» PROBLEM DETAILS:
Provide an exact transcription of all the records.
◆ ◆ ◆ ◆ ◆
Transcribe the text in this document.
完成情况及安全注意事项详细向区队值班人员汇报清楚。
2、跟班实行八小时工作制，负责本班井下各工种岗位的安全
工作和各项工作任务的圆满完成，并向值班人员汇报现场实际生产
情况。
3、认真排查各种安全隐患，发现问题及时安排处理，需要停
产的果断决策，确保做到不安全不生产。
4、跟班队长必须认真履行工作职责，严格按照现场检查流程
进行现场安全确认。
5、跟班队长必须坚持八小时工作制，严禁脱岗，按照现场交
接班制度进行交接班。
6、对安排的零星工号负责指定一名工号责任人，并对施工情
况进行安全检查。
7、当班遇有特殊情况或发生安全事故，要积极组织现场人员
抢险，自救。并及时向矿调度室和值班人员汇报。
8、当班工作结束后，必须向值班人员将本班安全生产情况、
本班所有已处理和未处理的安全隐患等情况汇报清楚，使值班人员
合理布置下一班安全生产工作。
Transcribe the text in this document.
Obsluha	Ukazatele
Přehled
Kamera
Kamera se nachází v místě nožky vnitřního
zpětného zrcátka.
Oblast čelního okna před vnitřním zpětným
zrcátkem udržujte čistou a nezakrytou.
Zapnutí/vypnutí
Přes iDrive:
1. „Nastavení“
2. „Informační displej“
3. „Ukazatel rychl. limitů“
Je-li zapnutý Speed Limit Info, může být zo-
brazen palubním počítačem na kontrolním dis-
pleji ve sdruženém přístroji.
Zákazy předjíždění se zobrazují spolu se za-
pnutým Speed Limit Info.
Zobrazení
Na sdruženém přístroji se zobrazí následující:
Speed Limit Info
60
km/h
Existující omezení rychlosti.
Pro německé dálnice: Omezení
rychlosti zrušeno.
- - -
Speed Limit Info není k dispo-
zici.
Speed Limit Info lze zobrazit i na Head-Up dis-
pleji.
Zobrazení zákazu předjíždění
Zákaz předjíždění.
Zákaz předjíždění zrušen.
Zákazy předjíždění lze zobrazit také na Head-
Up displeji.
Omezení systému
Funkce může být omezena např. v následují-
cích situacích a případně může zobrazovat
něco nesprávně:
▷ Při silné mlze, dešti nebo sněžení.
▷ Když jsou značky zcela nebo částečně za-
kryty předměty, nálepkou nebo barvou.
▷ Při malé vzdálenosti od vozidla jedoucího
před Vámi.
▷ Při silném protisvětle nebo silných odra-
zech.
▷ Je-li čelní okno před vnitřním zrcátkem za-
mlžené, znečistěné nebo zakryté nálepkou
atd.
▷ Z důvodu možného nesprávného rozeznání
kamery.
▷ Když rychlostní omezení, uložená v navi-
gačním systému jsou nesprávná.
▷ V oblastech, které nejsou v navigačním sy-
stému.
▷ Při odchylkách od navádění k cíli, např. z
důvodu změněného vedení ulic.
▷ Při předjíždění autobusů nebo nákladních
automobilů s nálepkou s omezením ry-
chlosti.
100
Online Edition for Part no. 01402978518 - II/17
◆ ◆ ◆ ◆ ◆
» COMPLETED EXERCISE:
Transcribe the text in this document.
完成情况及安全注意事项详细向区队值班人员汇报清楚。
2、跟班实行八小时工作制，负责本班井下各工种岗位的安全
工作和各项工作任务的圆满完成，并向值班人员汇报现场实际生产
情况。
3、认真排查各种安全隐患，发现问题及时安排处理，需要停
产的果断决策，确保做到不安全不生产。
4、跟班队长必须认真履行工作职责，严格按照现场检查流程
进行现场安全确认。
5、跟班队长必须坚持八小时工作制，严禁脱岗，按照现场交
接班制度进行交接班。
6、对安排的零星工号负责指定一名工号责任人，并对施工情
况进行安全检查。
7、当班遇有特殊情况或发生安全事故，要积极组织现场人员
抢险，自救。并及时向矿调度室和值班人员汇报。
8、当班工作结束后，必须向值班人员将本班安全生产情况、
本班所有已处理和未处理的安全隐患等情况汇报清楚，使值班人员
合理布置下一班安全生产工作。
Transcribe the text in this document.
Obsluha	Ukazatele
Přehled
Kamera
Kamera se nachází v místě nožky vnitřního
zpětného zrcátka.
Oblast čelního okna před vnitřním zpětným
zrcátkem udržujte čistou a nezakrytou.
Zapnutí/vypnutí
Přes iDrive:
1. „Nastavení“
2. „Informační displej“
3. „Ukazatel rychl. limitů“
Je-li zapnutý Speed Limit Info, může být zo-
brazen palubním počítačem na kontrolním dis-
pleji ve sdruženém přístroji.
Zákazy předjíždění se zobrazují spolu se za-
pnutým Speed Limit Info.
Zobrazení
Na sdruženém přístroji se zobrazí následující:
Speed Limit Info
60
km/h
Existující omezení rychlosti.
Pro německé dálnice: Omezení
rychlosti zrušeno.
- - -
Speed Limit Info není k dispo-
zici.
Speed Limit Info lze zobrazit i na Head-Up dis-
pleji.
Zobrazení zákazu předjíždění
Zákaz předjíždění.
Zákaz předjíždění zrušen.
Zákazy předjíždění lze zobrazit také na Head-
Up displeji.
Omezení systému
Funkce může být omezena např. v následují-
cích situacích a případně může zobrazovat
něco nesprávně:
▷ Při silné mlze, dešti nebo sněžení.
▷ Když jsou značky zcela nebo částečně za-
kryty předměty, nálepkou nebo barvou.
▷ Při malé vzdálenosti od vozidla jedoucího
před Vámi.
▷ Při silném protisvětle nebo silných odra-
zech.
▷ Je-li čelní okno před vnitřním zrcátkem za-
mlžené, znečistěné nebo zakryté nálepkou
atd.
▷ Z důvodu možného nesprávného rozeznání
kamery.
▷ Když rychlostní omezení, uložená v navi-
gačním systému jsou nesprávná.
▷ V oblastech, které nejsou v navigačním sy-
stému.
▷ Při odchylkách od navádění k cíli, např. z
důvodu změněného vedení ulic.
▷ Při předjíždění autobusů nebo nákladních
automobilů s nálepkou s omezením ry-
chlosti.
100
Online Edition for Part no. 01402978518 - II/17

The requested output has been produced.